Every entry that follows should be reproduced exactly.
* start Source records *
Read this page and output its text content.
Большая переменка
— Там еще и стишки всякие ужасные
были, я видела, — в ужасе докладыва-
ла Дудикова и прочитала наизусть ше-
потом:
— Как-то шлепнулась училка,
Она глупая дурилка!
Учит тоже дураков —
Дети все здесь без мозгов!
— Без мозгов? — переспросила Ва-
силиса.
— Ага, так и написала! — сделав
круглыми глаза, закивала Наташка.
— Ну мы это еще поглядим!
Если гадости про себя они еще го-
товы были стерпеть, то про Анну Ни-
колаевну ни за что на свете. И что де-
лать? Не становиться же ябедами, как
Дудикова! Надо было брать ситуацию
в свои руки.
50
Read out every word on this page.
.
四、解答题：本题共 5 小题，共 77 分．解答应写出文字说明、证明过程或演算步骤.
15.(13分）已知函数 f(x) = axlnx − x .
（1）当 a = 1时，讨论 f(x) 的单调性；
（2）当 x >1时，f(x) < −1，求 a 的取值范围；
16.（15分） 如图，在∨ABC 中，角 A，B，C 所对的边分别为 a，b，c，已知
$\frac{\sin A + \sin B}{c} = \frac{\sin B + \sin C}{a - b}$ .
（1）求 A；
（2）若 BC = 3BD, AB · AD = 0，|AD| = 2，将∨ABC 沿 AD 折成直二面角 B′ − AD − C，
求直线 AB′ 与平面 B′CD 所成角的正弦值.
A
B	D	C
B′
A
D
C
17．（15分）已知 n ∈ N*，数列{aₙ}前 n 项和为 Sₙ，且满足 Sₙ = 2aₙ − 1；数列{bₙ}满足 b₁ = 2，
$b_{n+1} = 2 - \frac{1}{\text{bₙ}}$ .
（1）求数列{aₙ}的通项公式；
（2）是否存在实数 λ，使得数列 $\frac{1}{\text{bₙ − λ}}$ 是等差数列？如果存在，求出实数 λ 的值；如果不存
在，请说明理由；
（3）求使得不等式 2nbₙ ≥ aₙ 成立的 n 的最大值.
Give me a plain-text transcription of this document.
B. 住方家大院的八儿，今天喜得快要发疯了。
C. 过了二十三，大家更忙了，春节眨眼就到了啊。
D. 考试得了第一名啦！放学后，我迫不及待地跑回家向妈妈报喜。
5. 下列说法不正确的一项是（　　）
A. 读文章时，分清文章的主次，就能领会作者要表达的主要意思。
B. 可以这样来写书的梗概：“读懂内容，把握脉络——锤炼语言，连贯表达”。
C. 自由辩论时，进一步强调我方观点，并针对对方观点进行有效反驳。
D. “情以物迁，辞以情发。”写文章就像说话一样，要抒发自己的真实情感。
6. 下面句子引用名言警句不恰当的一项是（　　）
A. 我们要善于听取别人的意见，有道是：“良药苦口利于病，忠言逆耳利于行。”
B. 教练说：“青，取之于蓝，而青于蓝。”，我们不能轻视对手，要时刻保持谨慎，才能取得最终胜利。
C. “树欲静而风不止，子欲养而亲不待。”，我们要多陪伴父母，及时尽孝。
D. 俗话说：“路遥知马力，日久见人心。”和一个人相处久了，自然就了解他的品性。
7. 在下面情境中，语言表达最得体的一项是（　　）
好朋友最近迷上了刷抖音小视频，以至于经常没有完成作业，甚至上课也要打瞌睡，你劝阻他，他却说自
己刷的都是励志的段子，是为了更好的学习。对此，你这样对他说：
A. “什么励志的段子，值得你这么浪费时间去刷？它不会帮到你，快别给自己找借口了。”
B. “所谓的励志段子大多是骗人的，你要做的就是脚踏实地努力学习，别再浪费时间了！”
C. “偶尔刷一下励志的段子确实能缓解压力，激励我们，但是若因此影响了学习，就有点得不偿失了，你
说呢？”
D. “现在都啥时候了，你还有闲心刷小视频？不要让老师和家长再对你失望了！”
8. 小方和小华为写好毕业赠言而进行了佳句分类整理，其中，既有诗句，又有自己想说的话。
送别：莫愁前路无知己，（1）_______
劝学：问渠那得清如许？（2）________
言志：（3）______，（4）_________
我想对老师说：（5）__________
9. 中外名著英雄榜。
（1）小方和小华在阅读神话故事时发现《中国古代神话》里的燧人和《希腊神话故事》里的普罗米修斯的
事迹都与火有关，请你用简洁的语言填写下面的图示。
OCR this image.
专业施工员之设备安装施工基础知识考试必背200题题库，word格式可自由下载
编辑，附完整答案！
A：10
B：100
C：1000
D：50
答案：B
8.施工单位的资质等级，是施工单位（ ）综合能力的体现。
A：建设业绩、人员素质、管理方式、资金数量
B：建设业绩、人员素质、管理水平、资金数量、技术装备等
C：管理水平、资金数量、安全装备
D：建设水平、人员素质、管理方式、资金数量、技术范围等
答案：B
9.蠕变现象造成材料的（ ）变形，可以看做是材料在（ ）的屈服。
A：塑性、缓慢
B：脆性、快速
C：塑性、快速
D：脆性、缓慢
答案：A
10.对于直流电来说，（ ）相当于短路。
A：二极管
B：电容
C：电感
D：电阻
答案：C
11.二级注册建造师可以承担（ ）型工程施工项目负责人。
* end Source records *
Exercise result:
Read this page and output its text content.
Большая переменка
— Там еще и стишки всякие ужасные
были, я видела, — в ужасе докладыва-
ла Дудикова и прочитала наизусть ше-
потом:
— Как-то шлепнулась училка,
Она глупая дурилка!
Учит тоже дураков —
Дети все здесь без мозгов!
— Без мозгов? — переспросила Ва-
силиса.
— Ага, так и написала! — сделав
круглыми глаза, закивала Наташка.
— Ну мы это еще поглядим!
Если гадости про себя они еще го-
товы были стерпеть, то про Анну Ни-
колаевну ни за что на свете. И что де-
лать? Не становиться же ябедами, как
Дудикова! Надо было брать ситуацию
в свои руки.
50
Read out every word on this page.
.
四、解答题：本题共 5 小题，共 77 分．解答应写出文字说明、证明过程或演算步骤.
15.(13分）已知函数 f(x) = axlnx − x .
（1）当 a = 1时，讨论 f(x) 的单调性；
（2）当 x >1时，f(x) < −1，求 a 的取值范围；
16.（15分） 如图，在∨ABC 中，角 A，B，C 所对的边分别为 a，b，c，已知
$\frac{\sin A + \sin B}{c} = \frac{\sin B + \sin C}{a - b}$ .
（1）求 A；
（2）若 BC = 3BD, AB · AD = 0，|AD| = 2，将∨ABC 沿 AD 折成直二面角 B′ − AD − C，
求直线 AB′ 与平面 B′CD 所成角的正弦值.
A
B	D	C
B′
A
D
C
17．（15分）已知 n ∈ N*，数列{aₙ}前 n 项和为 Sₙ，且满足 Sₙ = 2aₙ − 1；数列{bₙ}满足 b₁ = 2，
$b_{n+1} = 2 - \frac{1}{\text{bₙ}}$ .
（1）求数列{aₙ}的通项公式；
（2）是否存在实数 λ，使得数列 $\frac{1}{\text{bₙ − λ}}$ 是等差数列？如果存在，求出实数 λ 的值；如果不存
在，请说明理由；
（3）求使得不等式 2nbₙ ≥ aₙ 成立的 n 的最大值.
Give me a plain-text transcription of this document.
B. 住方家大院的八儿，今天喜得快要发疯了。
C. 过了二十三，大家更忙了，春节眨眼就到了啊。
D. 考试得了第一名啦！放学后，我迫不及待地跑回家向妈妈报喜。
5. 下列说法不正确的一项是（　　）
A. 读文章时，分清文章的主次，就能领会作者要表达的主要意思。
B. 可以这样来写书的梗概：“读懂内容，把握脉络——锤炼语言，连贯表达”。
C. 自由辩论时，进一步强调我方观点，并针对对方观点进行有效反驳。
D. “情以物迁，辞以情发。”写文章就像说话一样，要抒发自己的真实情感。
6. 下面句子引用名言警句不恰当的一项是（　　）
A. 我们要善于听取别人的意见，有道是：“良药苦口利于病，忠言逆耳利于行。”
B. 教练说：“青，取之于蓝，而青于蓝。”，我们不能轻视对手，要时刻保持谨慎，才能取得最终胜利。
C. “树欲静而风不止，子欲养而亲不待。”，我们要多陪伴父母，及时尽孝。
D. 俗话说：“路遥知马力，日久见人心。”和一个人相处久了，自然就了解他的品性。
7. 在下面情境中，语言表达最得体的一项是（　　）
好朋友最近迷上了刷抖音小视频，以至于经常没有完成作业，甚至上课也要打瞌睡，你劝阻他，他却说自
己刷的都是励志的段子，是为了更好的学习。对此，你这样对他说：
A. “什么励志的段子，值得你这么浪费时间去刷？它不会帮到你，快别给自己找借口了。”
B. “所谓的励志段子大多是骗人的，你要做的就是脚踏实地努力学习，别再浪费时间了！”
C. “偶尔刷一下励志的段子确实能缓解压力，激励我们，但是若因此影响了学习，就有点得不偿失了，你
说呢？”
D. “现在都啥时候了，你还有闲心刷小视频？不要让老师和家长再对你失望了！”
8. 小方和小华为写好毕业赠言而进行了佳句分类整理，其中，既有诗句，又有自己想说的话。
送别：莫愁前路无知己，（1）_______
劝学：问渠那得清如许？（2）________
言志：（3）______，（4）_________
我想对老师说：（5）__________
9. 中外名著英雄榜。
（1）小方和小华在阅读神话故事时发现《中国古代神话》里的燧人和《希腊神话故事》里的普罗米修斯的
事迹都与火有关，请你用简洁的语言填写下面的图示。
OCR this image.
专业施工员之设备安装施工基础知识考试必背200题题库，word格式可自由下载
编辑，附完整答案！
A：10
B：100
C：1000
D：50
答案：B
8.施工单位的资质等级，是施工单位（ ）综合能力的体现。
A：建设业绩、人员素质、管理方式、资金数量
B：建设业绩、人员素质、管理水平、资金数量、技术装备等
C：管理水平、资金数量、安全装备
D：建设水平、人员素质、管理方式、资金数量、技术范围等
答案：B
9.蠕变现象造成材料的（ ）变形，可以看做是材料在（ ）的屈服。
A：塑性、缓慢
B：脆性、快速
C：塑性、快速
D：脆性、缓慢
答案：A
10.对于直流电来说，（ ）相当于短路。
A：二极管
B：电容
C：电感
D：电阻
答案：C
11.二级注册建造师可以承担（ ）型工程施工项目负责人。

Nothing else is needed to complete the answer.